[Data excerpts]
◇ ◇ ◇
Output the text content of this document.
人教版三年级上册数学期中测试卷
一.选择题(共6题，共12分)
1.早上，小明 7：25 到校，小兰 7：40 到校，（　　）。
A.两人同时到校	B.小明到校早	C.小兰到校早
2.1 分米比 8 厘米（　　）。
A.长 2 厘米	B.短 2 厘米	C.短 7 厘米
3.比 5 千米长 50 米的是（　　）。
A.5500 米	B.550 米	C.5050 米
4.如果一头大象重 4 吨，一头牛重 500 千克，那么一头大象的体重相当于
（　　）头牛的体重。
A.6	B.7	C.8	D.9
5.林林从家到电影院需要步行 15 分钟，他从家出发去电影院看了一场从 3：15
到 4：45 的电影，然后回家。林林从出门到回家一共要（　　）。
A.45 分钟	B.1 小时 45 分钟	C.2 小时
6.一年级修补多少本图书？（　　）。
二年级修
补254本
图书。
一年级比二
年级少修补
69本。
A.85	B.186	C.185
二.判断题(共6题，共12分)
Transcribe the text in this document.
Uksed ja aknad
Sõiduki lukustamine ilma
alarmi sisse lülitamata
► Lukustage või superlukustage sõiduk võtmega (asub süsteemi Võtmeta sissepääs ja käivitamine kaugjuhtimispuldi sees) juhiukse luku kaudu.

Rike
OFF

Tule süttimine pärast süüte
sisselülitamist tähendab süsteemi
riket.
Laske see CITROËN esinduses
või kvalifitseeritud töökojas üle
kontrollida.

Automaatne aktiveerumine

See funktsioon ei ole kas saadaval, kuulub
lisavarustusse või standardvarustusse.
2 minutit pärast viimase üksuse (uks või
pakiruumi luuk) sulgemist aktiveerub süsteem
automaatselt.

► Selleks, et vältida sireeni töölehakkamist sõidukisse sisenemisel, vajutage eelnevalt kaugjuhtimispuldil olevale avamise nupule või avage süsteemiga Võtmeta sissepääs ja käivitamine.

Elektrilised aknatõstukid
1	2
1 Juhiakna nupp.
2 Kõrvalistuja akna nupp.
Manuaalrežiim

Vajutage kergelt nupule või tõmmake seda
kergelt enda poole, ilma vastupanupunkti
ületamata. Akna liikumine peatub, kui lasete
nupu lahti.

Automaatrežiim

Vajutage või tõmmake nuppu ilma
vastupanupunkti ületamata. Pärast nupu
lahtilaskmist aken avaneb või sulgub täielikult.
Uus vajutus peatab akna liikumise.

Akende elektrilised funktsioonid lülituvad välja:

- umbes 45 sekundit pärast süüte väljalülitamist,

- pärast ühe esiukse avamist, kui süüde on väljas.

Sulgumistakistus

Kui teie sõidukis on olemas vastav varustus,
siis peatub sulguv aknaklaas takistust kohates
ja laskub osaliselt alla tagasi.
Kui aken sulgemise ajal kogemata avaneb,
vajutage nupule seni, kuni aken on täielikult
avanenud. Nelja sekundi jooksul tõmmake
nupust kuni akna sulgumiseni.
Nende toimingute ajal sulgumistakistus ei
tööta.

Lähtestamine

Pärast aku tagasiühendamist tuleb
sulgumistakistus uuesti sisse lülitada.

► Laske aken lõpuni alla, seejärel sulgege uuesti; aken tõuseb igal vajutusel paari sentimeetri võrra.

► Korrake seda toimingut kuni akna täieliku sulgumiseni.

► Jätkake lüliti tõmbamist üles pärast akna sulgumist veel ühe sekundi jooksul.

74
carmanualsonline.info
◇ ◇ ◇
Copy all lines above containing the string "süüte".

**RESULT OF THIS EXERCISE:**
Tule süttimine pärast süüte
- umbes 45 sekundit pärast süüte väljalülitamist,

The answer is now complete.